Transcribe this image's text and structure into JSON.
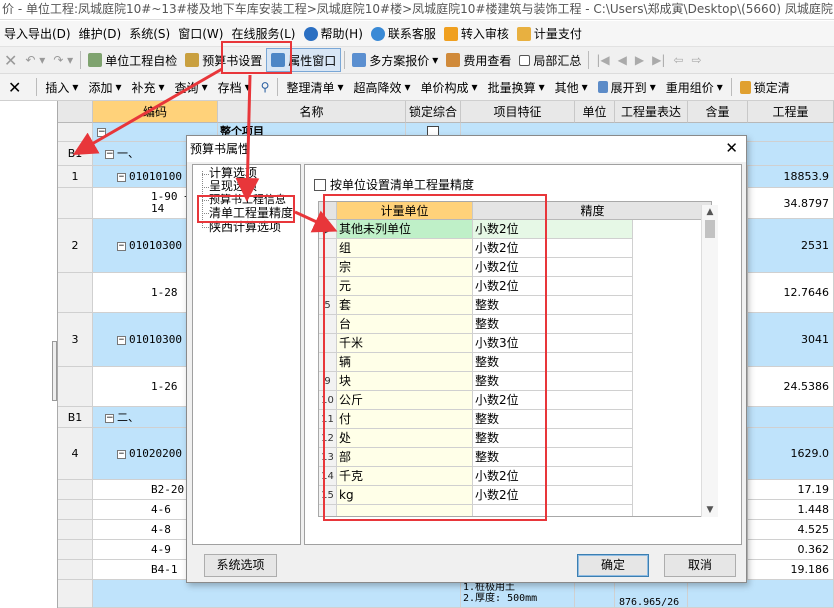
{
  "window": {
    "title": "价 - 单位工程:凤城庭院10#~13#楼及地下车库安装工程>凤城庭院10#楼>凤城庭院10#楼建筑与装饰工程 - C:\\Users\\郑成寅\\Desktop\\(5660) 凤城庭院10#"
  },
  "menu": [
    {
      "label": "导入导出(D)"
    },
    {
      "label": "维护(D)"
    },
    {
      "label": "系统(S)"
    },
    {
      "label": "窗口(W)"
    },
    {
      "label": "在线服务(L)"
    },
    {
      "label": "帮助(H)",
      "icon": "help-icon"
    },
    {
      "label": "联系客服",
      "icon": "customer-service-icon"
    },
    {
      "label": "转入审核",
      "icon": "audit-icon"
    },
    {
      "label": "计量支付",
      "icon": "payment-icon"
    }
  ],
  "toolbar1": {
    "unit_check": "单位工程自检",
    "budget_settings": "预算书设置",
    "property_window": "属性窗口",
    "multi_plan": "多方案报价",
    "fee_view": "费用查看",
    "partial_summary": "局部汇总"
  },
  "toolbar2": [
    "插入",
    "添加",
    "补充",
    "查询",
    "存档",
    "整理清单",
    "超高降效",
    "单价构成",
    "批量换算",
    "其他",
    "展开到",
    "重用组价",
    "锁定清"
  ],
  "grid": {
    "headers": {
      "code": "编码",
      "name": "名称",
      "lock": "锁定综合",
      "feature": "项目特征",
      "unit": "单位",
      "expr": "工程量表达",
      "content": "含量",
      "qty": "工程量"
    },
    "top_row": {
      "name": "整个项目"
    },
    "rows": [
      {
        "num": "B1",
        "code": "一、",
        "qty": "",
        "style": "blue"
      },
      {
        "num": "1",
        "code": "01010100",
        "qty": "18853.9",
        "style": "blue"
      },
      {
        "num": "",
        "code": "1-90 + * 14",
        "qty": "34.8797",
        "style": "white"
      },
      {
        "num": "2",
        "code": "01010300",
        "qty": "2531",
        "style": "blue"
      },
      {
        "num": "",
        "code": "1-28",
        "qty": "12.7646",
        "style": "white"
      },
      {
        "num": "3",
        "code": "01010300",
        "qty": "3041",
        "style": "blue"
      },
      {
        "num": "",
        "code": "1-26",
        "qty": "24.5386",
        "style": "white"
      },
      {
        "num": "B1",
        "code": "二、",
        "qty": "",
        "style": "blue"
      },
      {
        "num": "4",
        "code": "01020200",
        "qty": "1629.0",
        "style": "blue"
      },
      {
        "num": "",
        "code": "B2-20",
        "qty": "17.19",
        "style": "white"
      },
      {
        "num": "",
        "code": "4-6",
        "qty": "1.448",
        "style": "white"
      },
      {
        "num": "",
        "code": "4-8",
        "qty": "4.525",
        "style": "white"
      },
      {
        "num": "",
        "code": "4-9",
        "qty": "0.362",
        "style": "white"
      },
      {
        "num": "",
        "code": "B4-1",
        "qty": "19.186",
        "style": "white"
      }
    ],
    "bottom_feature": [
      "1.桩极用土",
      "2.厚度: 500mm"
    ],
    "bottom_expr": "876.965/26"
  },
  "dialog": {
    "title": "预算书属性",
    "tree": [
      "计算选项",
      "呈现选项",
      "预算书工程信息",
      "清单工程量精度",
      "陕西计算选项"
    ],
    "checkbox_label": "按单位设置清单工程量精度",
    "table_headers": {
      "unit": "计量单位",
      "precision": "精度"
    },
    "rows": [
      {
        "num": "",
        "unit": "其他未列单位",
        "precision": "小数2位"
      },
      {
        "num": "",
        "unit": "组",
        "precision": "小数2位"
      },
      {
        "num": "",
        "unit": "宗",
        "precision": "小数2位"
      },
      {
        "num": "",
        "unit": "元",
        "precision": "小数2位"
      },
      {
        "num": "5",
        "unit": "套",
        "precision": "整数"
      },
      {
        "num": "",
        "unit": "台",
        "precision": "整数"
      },
      {
        "num": "",
        "unit": "千米",
        "precision": "小数3位"
      },
      {
        "num": "",
        "unit": "辆",
        "precision": "整数"
      },
      {
        "num": "9",
        "unit": "块",
        "precision": "整数"
      },
      {
        "num": "10",
        "unit": "公斤",
        "precision": "小数2位"
      },
      {
        "num": "11",
        "unit": "付",
        "precision": "整数"
      },
      {
        "num": "12",
        "unit": "处",
        "precision": "整数"
      },
      {
        "num": "13",
        "unit": "部",
        "precision": "整数"
      },
      {
        "num": "14",
        "unit": "千克",
        "precision": "小数2位"
      },
      {
        "num": "15",
        "unit": "kg",
        "precision": "小数2位"
      }
    ],
    "buttons": {
      "system": "系统选项",
      "ok": "确定",
      "cancel": "取消"
    }
  },
  "colors": {
    "highlight_red": "#e8363a",
    "row_blue": "#bfe3fb",
    "header_orange": "#ffd27a"
  }
}
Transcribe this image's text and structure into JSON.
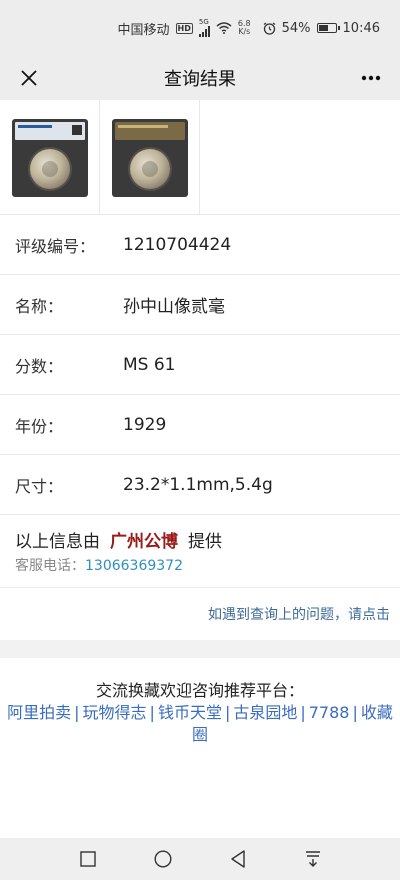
{
  "status_bar": {
    "carrier": "中国移动",
    "hd": "HD",
    "network": "5G",
    "speed_value": "6.8",
    "speed_unit": "K/s",
    "battery_percent": "54%",
    "battery_level": 0.54,
    "time": "10:46"
  },
  "nav": {
    "title": "查询结果",
    "close_icon": "close-icon",
    "more_icon": "more-icon"
  },
  "thumbnails": [
    {
      "name": "coin-slab-front-image"
    },
    {
      "name": "coin-slab-back-image"
    }
  ],
  "info": {
    "rows": [
      {
        "label": "评级编号：",
        "value": "1210704424"
      },
      {
        "label": "名称：",
        "value": "孙中山像贰毫"
      },
      {
        "label": "分数：",
        "value": "MS 61"
      },
      {
        "label": "年份：",
        "value": "1929"
      },
      {
        "label": "尺寸：",
        "value": "23.2*1.1mm,5.4g"
      }
    ]
  },
  "provider": {
    "prefix": "以上信息由",
    "name": "广州公博",
    "suffix": "提供",
    "phone_label": "客服电话：",
    "phone": "13066369372"
  },
  "problem_link": "如遇到查询上的问题，请点击",
  "platforms": {
    "title": "交流换藏欢迎咨询推荐平台：",
    "links": [
      "阿里拍卖",
      "玩物得志",
      "钱币天堂",
      "古泉园地",
      "7788",
      "收藏圈"
    ]
  },
  "colors": {
    "provider_name": "#9a1a1a",
    "phone_link": "#2f8fbf",
    "platform_link": "#3a6cc0",
    "problem_link": "#3e6a9a"
  },
  "android_nav": [
    "square-icon",
    "circle-icon",
    "back-triangle-icon",
    "notification-pull-icon"
  ]
}
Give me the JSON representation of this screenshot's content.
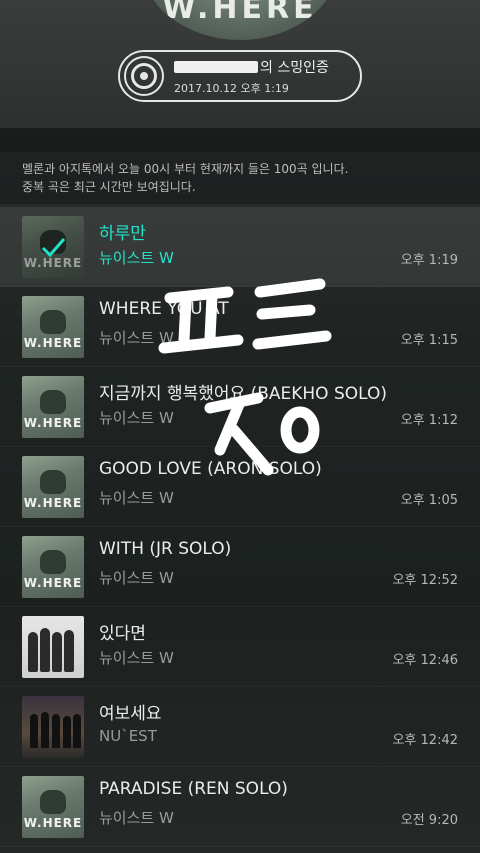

- - - - - - -

## Written problem
Look through the data above. Copy every line with the string "coin" in it.

## Result of the task
      "name": "coin-slab-front-image"
      "name": "coin-slab-back-image"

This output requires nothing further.